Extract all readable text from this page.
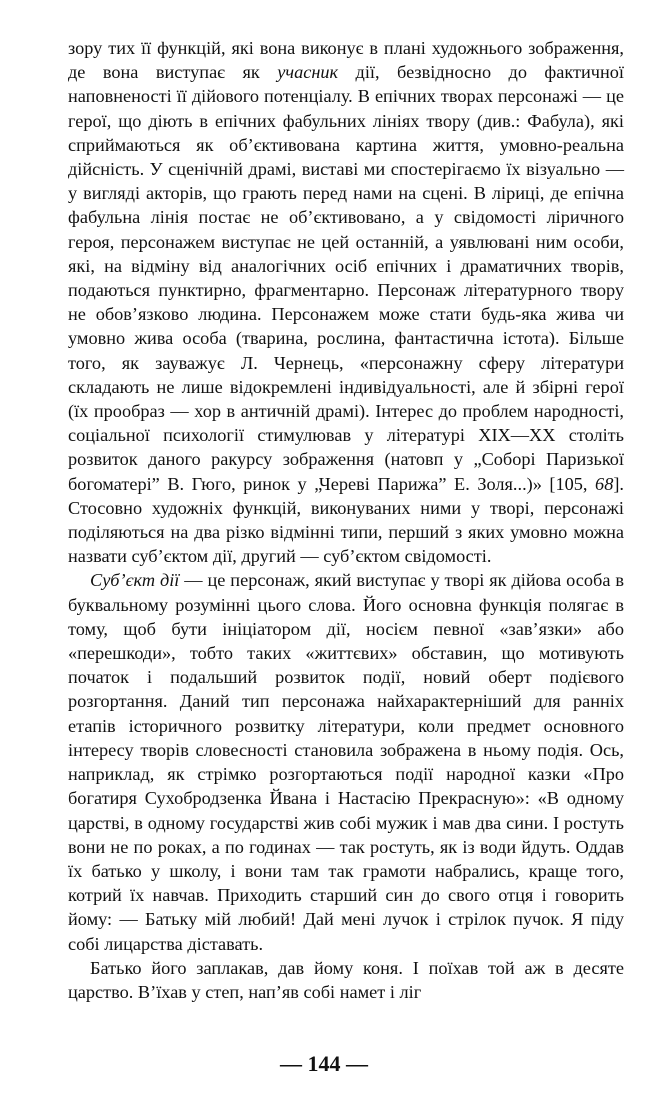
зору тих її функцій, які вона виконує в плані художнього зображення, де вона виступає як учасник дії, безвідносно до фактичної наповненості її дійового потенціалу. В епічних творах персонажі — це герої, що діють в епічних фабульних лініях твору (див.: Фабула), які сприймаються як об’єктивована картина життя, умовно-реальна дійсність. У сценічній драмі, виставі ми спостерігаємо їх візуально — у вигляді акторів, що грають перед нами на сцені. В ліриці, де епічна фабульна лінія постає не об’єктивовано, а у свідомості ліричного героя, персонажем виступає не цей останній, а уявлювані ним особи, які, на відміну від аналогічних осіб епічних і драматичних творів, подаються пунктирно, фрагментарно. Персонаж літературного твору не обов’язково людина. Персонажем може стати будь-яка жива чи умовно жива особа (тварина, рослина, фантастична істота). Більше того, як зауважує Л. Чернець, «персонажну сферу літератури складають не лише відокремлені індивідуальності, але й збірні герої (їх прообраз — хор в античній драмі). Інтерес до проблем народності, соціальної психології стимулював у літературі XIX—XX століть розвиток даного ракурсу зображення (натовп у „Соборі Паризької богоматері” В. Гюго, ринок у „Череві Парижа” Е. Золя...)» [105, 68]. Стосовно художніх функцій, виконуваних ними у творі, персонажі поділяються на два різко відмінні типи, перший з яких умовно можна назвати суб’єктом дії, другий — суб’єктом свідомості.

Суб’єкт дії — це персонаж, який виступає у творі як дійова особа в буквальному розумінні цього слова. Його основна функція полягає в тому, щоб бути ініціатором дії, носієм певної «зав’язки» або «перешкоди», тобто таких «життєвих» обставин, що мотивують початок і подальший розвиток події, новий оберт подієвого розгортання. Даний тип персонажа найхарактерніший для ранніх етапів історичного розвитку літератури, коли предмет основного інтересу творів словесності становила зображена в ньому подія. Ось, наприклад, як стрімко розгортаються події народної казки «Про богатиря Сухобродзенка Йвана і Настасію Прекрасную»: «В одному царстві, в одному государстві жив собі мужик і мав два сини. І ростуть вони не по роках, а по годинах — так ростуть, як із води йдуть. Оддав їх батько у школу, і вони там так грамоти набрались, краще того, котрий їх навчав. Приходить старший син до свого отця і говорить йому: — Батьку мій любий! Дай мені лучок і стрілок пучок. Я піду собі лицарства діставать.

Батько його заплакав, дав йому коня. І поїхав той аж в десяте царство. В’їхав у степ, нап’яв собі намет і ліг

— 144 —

...

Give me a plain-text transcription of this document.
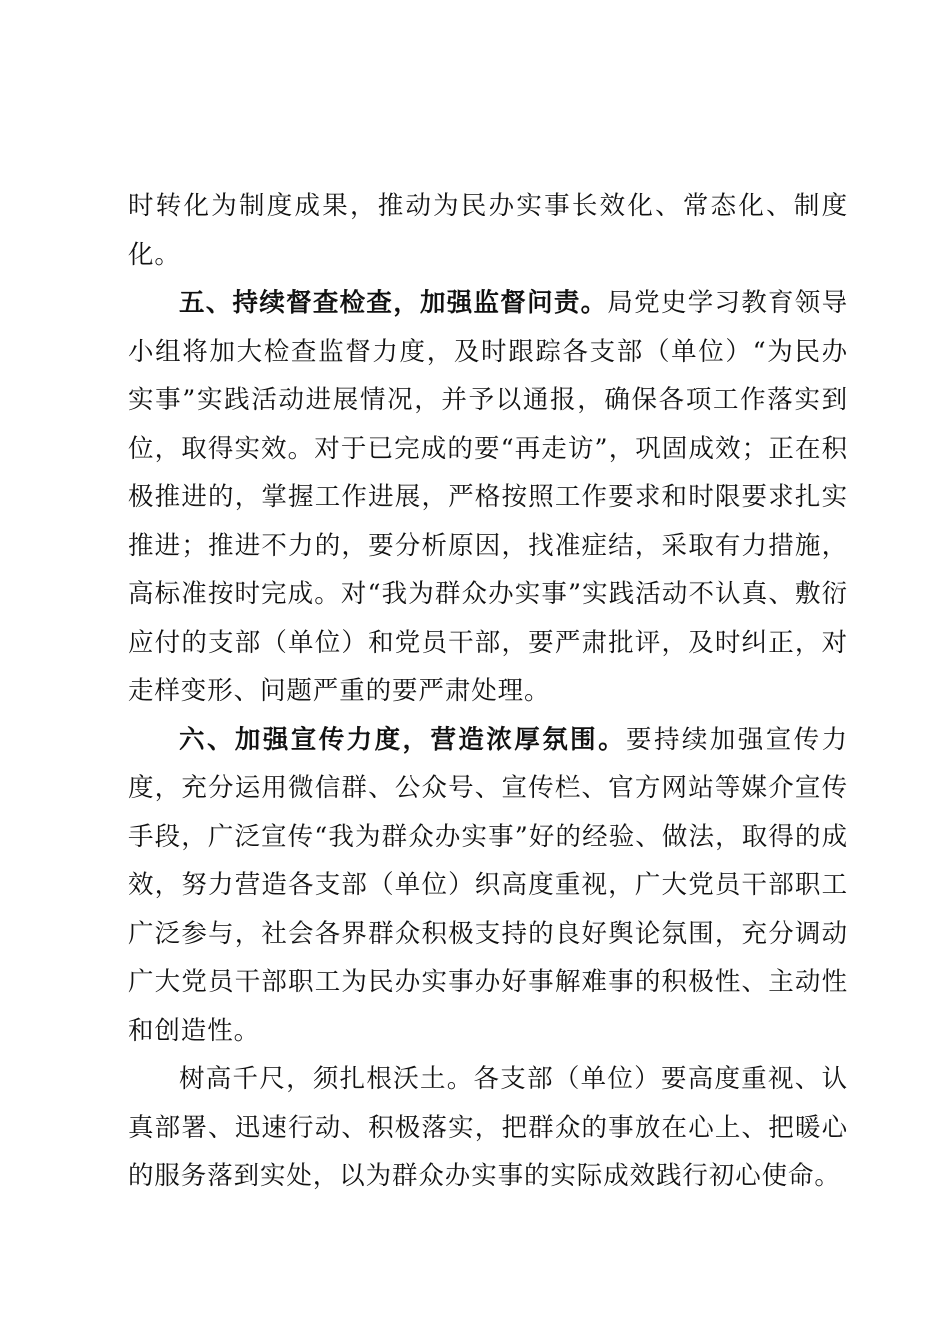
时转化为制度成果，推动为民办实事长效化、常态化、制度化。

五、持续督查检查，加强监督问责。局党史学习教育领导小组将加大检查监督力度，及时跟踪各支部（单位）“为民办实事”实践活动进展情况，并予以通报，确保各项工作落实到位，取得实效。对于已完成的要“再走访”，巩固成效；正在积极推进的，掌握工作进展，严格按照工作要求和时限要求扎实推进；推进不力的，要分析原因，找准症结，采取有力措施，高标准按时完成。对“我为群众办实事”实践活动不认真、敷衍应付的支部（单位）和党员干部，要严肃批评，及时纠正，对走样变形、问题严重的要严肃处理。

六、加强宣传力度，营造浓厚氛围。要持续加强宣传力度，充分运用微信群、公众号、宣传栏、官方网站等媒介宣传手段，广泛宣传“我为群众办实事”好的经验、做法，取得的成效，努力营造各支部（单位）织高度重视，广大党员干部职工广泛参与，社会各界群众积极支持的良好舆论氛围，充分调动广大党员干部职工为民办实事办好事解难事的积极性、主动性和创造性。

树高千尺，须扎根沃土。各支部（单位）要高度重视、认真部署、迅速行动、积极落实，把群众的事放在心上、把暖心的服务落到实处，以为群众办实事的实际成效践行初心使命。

* [Given request] Determine how many lines in the listing above hold the word "this", answering with the number only.

* [The completed task] 2